## GIVEN REQUEST 1
Please extract the rows below, starting with the first row and ending after the row that contains "- toc-entry: English………………………………………………………………….……", and repeat each of those lines unchanged.

## SUPPLIED TEXT
=====

I agree with the majority that federal question jurisdiction is lacking. However, I reach a different conclusion with respect to diversity jurisdiction. Specifically, I cannot agree that we know, to a "legal certainty," that Messrs. Webb and Beversdorf cannot recover the damages that they allege, including the attorneys' fees expended in the earlier arbitration.
A defendant seeking removal of a state action to federal court must file a notice of removal "containing a short and plain statement of the grounds for removal." 28 U.S.C. § 1446(a).
"By design, § 1446(a) tracks the general pleading requirement stated in Rule 8(a) of the Federal Rules of Civil Procedure." As the Supreme Court explained in Dart Cherokee Basin Operating Co. , "Congress, by borrowing the familiar 'short and plain statement' standard from Rule 8(a), intended to 'simplify the "pleading" requirements for removal' and to clarify that courts should 'apply the same liberal rules [to removal allegations] that are applied to other matters of pleading.' "

=====

## DATASET RECORDS
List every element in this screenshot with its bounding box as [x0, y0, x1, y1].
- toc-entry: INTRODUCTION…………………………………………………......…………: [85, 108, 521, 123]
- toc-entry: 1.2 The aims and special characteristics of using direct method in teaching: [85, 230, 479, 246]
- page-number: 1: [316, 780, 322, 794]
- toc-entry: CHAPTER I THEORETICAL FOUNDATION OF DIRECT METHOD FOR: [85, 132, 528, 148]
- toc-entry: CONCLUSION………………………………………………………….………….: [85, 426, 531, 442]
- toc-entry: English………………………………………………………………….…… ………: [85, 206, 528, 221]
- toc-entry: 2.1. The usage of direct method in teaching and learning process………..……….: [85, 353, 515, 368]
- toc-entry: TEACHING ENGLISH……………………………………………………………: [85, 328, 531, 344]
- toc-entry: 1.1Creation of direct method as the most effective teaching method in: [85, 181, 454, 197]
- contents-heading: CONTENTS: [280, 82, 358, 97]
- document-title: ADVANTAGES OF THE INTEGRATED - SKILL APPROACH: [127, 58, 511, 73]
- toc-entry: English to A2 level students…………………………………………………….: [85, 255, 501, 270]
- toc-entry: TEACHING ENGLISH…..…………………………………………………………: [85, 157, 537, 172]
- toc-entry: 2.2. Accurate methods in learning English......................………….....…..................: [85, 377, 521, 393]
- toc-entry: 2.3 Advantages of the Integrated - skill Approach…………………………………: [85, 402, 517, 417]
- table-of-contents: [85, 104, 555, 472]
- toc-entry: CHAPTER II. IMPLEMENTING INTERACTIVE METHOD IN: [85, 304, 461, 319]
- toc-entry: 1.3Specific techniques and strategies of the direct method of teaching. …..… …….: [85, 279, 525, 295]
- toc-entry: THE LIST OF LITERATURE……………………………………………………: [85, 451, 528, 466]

=====

## GIVEN REQUEST 2
Copy the passage from the jurisdiction opinion above word for word, starting at the words "A defendant seeking" and ending after "U.S.C. § 1446(a).".

## WRITTEN ANSWER 1
List every element in this screenshot with its bounding box as [x0, y0, x1, y1].
- toc-entry: INTRODUCTION…………………………………………………......…………: [85, 108, 521, 123]
- toc-entry: 1.2 The aims and special characteristics of using direct method in teaching: [85, 230, 479, 246]
- page-number: 1: [316, 780, 322, 794]
- toc-entry: CHAPTER I THEORETICAL FOUNDATION OF DIRECT METHOD FOR: [85, 132, 528, 148]
- toc-entry: CONCLUSION………………………………………………………….………….: [85, 426, 531, 442]
- toc-entry: English………………………………………………………………….…… ………: [85, 206, 528, 221]

## WRITTEN ANSWER 2
A defendant seeking removal of a state action to federal court must file a notice of removal "containing a short and plain statement of the grounds for removal." 28 U.S.C. § 1446(a).